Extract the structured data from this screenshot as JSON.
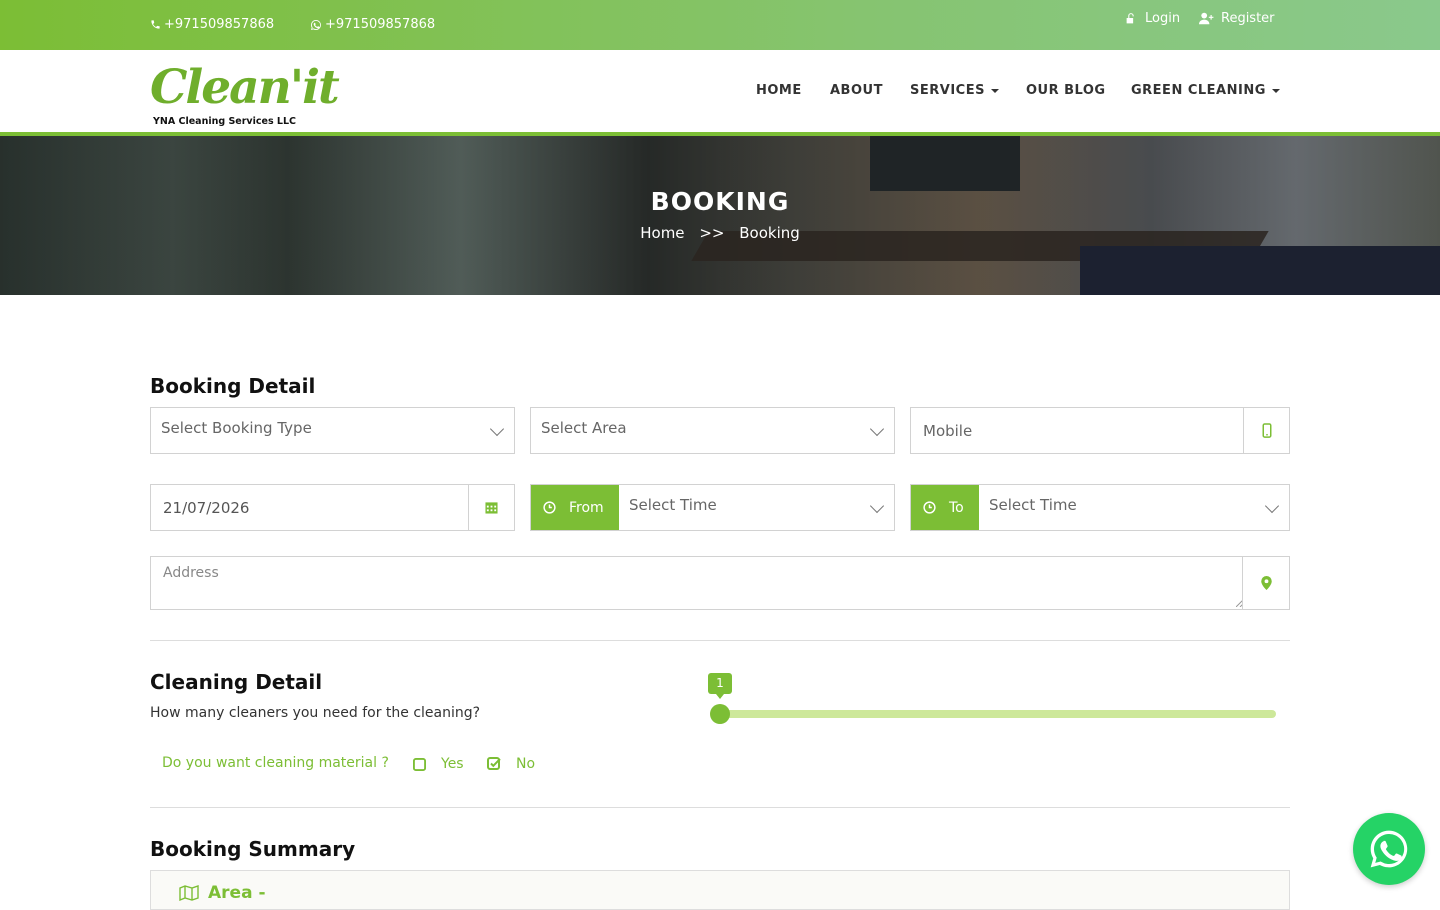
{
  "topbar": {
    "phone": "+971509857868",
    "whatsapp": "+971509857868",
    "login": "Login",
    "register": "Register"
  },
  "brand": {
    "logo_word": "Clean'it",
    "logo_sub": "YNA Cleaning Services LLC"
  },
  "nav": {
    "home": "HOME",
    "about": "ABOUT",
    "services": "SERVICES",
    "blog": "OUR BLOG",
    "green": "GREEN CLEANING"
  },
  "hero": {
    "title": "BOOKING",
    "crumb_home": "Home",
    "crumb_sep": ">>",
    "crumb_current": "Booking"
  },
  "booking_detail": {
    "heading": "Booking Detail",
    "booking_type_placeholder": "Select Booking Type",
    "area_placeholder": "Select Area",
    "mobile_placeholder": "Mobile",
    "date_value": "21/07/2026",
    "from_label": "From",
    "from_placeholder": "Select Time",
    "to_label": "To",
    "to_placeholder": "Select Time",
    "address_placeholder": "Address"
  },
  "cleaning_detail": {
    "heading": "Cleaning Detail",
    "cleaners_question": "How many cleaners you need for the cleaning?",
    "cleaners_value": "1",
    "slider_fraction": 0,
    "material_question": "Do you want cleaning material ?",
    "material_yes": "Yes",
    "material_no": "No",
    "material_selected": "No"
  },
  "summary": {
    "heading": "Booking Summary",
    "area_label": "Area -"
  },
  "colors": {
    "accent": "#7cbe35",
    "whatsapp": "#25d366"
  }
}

==

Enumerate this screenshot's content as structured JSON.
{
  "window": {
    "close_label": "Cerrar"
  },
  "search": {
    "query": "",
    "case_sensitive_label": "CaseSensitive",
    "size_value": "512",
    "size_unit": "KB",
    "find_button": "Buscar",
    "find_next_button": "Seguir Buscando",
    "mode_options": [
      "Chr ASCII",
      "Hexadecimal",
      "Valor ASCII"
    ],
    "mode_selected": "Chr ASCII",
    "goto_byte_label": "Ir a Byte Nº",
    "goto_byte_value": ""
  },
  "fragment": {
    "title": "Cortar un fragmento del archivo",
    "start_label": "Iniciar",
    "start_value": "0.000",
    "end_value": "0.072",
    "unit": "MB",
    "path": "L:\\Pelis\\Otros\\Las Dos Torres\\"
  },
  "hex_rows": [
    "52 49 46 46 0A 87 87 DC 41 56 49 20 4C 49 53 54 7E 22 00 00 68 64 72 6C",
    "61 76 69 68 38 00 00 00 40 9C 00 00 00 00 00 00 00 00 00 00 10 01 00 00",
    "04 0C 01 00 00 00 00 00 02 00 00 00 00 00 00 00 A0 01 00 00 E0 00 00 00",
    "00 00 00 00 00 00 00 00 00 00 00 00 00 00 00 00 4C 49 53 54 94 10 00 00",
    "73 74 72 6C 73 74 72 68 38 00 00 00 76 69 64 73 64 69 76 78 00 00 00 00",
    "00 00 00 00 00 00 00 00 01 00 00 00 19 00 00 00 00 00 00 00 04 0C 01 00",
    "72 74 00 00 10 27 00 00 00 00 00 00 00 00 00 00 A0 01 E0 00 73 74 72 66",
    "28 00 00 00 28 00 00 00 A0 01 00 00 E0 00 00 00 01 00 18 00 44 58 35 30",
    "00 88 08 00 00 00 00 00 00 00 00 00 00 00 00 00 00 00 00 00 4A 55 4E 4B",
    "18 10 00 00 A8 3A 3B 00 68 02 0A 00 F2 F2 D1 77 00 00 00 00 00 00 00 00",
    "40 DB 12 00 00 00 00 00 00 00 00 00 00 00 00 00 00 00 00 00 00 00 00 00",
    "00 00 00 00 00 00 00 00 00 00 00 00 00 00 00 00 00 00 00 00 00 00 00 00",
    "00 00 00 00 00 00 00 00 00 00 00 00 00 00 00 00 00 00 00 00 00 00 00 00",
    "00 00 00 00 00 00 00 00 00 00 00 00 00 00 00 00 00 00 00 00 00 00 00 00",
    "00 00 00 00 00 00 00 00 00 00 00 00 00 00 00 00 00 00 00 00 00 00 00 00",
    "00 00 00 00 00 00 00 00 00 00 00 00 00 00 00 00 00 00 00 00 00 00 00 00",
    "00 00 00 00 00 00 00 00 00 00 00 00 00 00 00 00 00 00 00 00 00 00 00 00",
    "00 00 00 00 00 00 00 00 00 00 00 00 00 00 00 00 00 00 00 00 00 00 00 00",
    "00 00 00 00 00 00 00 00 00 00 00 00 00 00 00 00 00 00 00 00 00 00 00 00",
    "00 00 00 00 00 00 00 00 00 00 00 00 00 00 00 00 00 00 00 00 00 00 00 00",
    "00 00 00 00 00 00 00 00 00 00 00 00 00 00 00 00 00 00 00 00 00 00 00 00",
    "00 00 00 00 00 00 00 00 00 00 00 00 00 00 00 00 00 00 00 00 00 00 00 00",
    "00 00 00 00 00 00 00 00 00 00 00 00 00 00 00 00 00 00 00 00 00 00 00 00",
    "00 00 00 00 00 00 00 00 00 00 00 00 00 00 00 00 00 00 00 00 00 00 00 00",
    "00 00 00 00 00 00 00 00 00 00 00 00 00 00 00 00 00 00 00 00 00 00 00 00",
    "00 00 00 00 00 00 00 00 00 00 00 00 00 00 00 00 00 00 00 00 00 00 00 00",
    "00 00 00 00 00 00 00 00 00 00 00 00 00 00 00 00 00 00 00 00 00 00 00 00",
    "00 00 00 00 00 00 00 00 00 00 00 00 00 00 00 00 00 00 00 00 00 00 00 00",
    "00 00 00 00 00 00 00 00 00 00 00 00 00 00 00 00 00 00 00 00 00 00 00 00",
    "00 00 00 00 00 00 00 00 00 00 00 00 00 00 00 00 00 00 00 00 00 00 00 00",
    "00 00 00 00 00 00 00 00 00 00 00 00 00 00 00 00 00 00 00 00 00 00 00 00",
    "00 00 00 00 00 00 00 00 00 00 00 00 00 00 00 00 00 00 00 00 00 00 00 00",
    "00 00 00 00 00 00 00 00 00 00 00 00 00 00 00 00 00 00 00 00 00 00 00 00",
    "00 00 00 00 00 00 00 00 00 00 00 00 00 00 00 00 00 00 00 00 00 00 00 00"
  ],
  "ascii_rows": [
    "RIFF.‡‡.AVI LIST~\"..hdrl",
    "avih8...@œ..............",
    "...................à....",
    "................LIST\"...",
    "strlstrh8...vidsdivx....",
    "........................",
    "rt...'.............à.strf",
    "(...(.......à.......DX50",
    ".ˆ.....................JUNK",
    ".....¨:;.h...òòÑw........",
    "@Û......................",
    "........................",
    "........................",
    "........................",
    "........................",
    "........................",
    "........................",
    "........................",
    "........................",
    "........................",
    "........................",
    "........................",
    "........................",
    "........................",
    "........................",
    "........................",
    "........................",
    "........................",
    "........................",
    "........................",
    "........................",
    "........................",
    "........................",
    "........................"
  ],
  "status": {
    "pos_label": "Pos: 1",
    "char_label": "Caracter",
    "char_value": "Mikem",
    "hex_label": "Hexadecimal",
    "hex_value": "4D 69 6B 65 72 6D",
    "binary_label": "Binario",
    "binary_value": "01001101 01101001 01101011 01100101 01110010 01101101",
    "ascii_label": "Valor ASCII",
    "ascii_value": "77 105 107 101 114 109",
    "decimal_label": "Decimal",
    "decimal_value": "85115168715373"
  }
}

* * *

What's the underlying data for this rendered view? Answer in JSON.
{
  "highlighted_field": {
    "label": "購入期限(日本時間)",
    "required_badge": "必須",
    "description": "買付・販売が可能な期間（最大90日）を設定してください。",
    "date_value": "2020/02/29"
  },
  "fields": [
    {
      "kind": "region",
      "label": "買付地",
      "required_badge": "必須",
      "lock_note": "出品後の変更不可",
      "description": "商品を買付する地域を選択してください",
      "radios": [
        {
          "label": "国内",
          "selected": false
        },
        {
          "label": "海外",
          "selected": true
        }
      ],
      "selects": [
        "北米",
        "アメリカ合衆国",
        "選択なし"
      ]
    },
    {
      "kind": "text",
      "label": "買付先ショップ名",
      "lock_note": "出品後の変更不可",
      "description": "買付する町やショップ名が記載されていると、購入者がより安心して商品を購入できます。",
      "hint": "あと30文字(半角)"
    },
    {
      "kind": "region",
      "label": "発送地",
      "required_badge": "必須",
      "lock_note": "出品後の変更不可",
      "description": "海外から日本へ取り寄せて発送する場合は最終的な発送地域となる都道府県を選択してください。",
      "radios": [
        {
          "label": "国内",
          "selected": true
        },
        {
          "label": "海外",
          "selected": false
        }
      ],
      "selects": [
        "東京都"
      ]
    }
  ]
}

- **GIVEN PROBLEM**: Consider the entries above and return each line with the string "screenshot".

- **THE SOLUTION**:
Extract the structured data from this screenshot as JSON.
Enumerate this screenshot's content as structured JSON.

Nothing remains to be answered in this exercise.